### Exercise requirements
Please copy each of the rows below character for character, keeping them in their original order.

Begin Entries

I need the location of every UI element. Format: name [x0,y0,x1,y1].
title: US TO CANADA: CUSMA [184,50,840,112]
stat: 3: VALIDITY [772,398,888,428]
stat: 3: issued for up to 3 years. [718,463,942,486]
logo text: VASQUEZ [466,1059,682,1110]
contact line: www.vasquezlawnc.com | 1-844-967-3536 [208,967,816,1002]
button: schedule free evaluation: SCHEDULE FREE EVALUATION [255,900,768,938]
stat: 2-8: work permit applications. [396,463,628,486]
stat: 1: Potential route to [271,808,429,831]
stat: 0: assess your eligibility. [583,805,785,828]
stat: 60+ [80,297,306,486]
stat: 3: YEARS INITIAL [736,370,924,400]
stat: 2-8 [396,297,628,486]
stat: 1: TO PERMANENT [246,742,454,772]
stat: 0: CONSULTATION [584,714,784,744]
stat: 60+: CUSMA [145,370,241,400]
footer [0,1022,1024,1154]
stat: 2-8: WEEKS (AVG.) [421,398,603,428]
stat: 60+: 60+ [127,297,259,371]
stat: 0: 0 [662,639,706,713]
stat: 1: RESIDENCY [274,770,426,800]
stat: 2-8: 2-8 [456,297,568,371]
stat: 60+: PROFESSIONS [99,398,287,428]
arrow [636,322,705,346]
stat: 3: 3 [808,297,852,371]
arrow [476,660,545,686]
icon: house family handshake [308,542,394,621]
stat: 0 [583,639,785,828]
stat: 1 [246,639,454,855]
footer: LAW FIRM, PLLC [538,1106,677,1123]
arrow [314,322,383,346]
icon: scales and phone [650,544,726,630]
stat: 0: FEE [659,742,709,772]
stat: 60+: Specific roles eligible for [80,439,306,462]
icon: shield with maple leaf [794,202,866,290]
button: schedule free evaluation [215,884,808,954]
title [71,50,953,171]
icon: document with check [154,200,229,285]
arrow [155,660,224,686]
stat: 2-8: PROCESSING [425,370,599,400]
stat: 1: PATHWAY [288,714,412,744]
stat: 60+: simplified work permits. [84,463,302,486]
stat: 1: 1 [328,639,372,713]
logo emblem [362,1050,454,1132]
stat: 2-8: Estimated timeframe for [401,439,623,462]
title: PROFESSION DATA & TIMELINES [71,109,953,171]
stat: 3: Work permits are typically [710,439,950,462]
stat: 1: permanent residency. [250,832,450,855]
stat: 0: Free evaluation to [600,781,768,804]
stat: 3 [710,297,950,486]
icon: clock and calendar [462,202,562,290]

End Entries

### Complete output
I need the location of every UI element. Format: name [x0,y0,x1,y1].
title: US TO CANADA: CUSMA [184,50,840,112]
stat: 3: VALIDITY [772,398,888,428]
stat: 3: issued for up to 3 years. [718,463,942,486]
logo text: VASQUEZ [466,1059,682,1110]
contact line: www.vasquezlawnc.com | 1-844-967-3536 [208,967,816,1002]
button: schedule free evaluation: SCHEDULE FREE EVALUATION [255,900,768,938]
stat: 2-8: work permit applications. [396,463,628,486]
stat: 1: Potential route to [271,808,429,831]
stat: 0: assess your eligibility. [583,805,785,828]
stat: 60+ [80,297,306,486]
stat: 3: YEARS INITIAL [736,370,924,400]
stat: 2-8 [396,297,628,486]
stat: 1: TO PERMANENT [246,742,454,772]
stat: 0: CONSULTATION [584,714,784,744]
stat: 60+: CUSMA [145,370,241,400]
footer [0,1022,1024,1154]
stat: 2-8: WEEKS (AVG.) [421,398,603,428]
stat: 60+: 60+ [127,297,259,371]
stat: 0: 0 [662,639,706,713]
stat: 1: RESIDENCY [274,770,426,800]
stat: 2-8: 2-8 [456,297,568,371]
stat: 60+: PROFESSIONS [99,398,287,428]
arrow [636,322,705,346]
stat: 3: 3 [808,297,852,371]
arrow [476,660,545,686]
icon: house family handshake [308,542,394,621]
stat: 0 [583,639,785,828]
stat: 1 [246,639,454,855]
footer: LAW FIRM, PLLC [538,1106,677,1123]
arrow [314,322,383,346]
icon: scales and phone [650,544,726,630]
stat: 0: FEE [659,742,709,772]
stat: 60+: Specific roles eligible for [80,439,306,462]
icon: shield with maple leaf [794,202,866,290]
button: schedule free evaluation [215,884,808,954]
title [71,50,953,171]
icon: document with check [154,200,229,285]
arrow [155,660,224,686]
stat: 2-8: PROCESSING [425,370,599,400]
stat: 1: PATHWAY [288,714,412,744]
stat: 60+: simplified work permits. [84,463,302,486]
stat: 1: 1 [328,639,372,713]
logo emblem [362,1050,454,1132]
stat: 2-8: Estimated timeframe for [401,439,623,462]
title: PROFESSION DATA & TIMELINES [71,109,953,171]
stat: 3: Work permits are typically [710,439,950,462]
stat: 1: permanent residency. [250,832,450,855]
stat: 0: Free evaluation to [600,781,768,804]
stat: 3 [710,297,950,486]
icon: clock and calendar [462,202,562,290]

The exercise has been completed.